» **AVAILABLE RECORDS**
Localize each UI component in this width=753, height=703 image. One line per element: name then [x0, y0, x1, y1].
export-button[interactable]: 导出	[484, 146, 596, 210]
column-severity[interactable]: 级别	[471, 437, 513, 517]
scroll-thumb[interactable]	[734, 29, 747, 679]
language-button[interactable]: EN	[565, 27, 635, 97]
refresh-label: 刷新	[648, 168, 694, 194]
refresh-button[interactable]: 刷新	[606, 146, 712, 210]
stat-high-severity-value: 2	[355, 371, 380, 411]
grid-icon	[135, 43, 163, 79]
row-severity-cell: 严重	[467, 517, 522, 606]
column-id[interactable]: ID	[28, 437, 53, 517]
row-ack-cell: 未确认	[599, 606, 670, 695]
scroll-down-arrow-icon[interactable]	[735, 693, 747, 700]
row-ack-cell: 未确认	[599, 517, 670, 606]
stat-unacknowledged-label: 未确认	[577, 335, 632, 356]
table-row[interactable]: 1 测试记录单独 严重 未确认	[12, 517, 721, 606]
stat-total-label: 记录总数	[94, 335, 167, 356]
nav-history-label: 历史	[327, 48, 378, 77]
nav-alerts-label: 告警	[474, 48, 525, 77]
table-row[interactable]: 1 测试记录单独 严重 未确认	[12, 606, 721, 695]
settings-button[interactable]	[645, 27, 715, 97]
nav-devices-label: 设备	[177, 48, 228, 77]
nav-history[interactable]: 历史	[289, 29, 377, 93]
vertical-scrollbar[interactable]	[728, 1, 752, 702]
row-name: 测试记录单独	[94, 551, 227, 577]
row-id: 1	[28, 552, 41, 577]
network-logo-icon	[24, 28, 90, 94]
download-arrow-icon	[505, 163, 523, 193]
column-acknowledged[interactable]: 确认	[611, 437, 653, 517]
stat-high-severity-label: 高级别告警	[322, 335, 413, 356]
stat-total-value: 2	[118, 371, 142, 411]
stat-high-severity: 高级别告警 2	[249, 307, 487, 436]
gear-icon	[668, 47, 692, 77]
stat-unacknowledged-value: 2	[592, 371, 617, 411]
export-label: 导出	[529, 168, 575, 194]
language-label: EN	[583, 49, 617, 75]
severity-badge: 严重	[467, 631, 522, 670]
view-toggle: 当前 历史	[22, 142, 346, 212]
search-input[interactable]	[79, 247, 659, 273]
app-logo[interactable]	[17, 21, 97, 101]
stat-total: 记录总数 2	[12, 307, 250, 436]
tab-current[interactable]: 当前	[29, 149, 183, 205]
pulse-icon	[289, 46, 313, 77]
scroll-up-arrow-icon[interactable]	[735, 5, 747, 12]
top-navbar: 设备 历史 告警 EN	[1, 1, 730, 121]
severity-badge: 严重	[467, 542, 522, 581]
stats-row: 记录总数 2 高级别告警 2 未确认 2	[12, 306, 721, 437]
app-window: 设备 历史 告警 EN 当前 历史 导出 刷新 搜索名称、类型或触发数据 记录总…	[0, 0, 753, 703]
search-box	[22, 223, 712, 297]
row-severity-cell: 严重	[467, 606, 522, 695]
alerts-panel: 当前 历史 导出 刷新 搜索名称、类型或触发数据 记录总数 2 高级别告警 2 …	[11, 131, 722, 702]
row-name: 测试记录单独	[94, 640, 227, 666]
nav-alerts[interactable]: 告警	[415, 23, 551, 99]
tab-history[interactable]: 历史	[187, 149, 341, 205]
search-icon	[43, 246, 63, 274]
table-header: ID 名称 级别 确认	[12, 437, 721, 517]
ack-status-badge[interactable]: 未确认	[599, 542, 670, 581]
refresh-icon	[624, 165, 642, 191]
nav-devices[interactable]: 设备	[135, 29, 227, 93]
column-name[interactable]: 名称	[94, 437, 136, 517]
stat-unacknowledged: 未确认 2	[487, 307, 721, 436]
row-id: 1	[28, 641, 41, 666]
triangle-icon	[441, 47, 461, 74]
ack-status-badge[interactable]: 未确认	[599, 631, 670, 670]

» **STATED GOAL**
Find every line in the data above that contains the string "status", matching case exactly, and copy each of those lines.

» **EXPECTED OUTPUT**
ack-status-badge[interactable]: 未确认	[599, 542, 670, 581]
ack-status-badge[interactable]: 未确认	[599, 631, 670, 670]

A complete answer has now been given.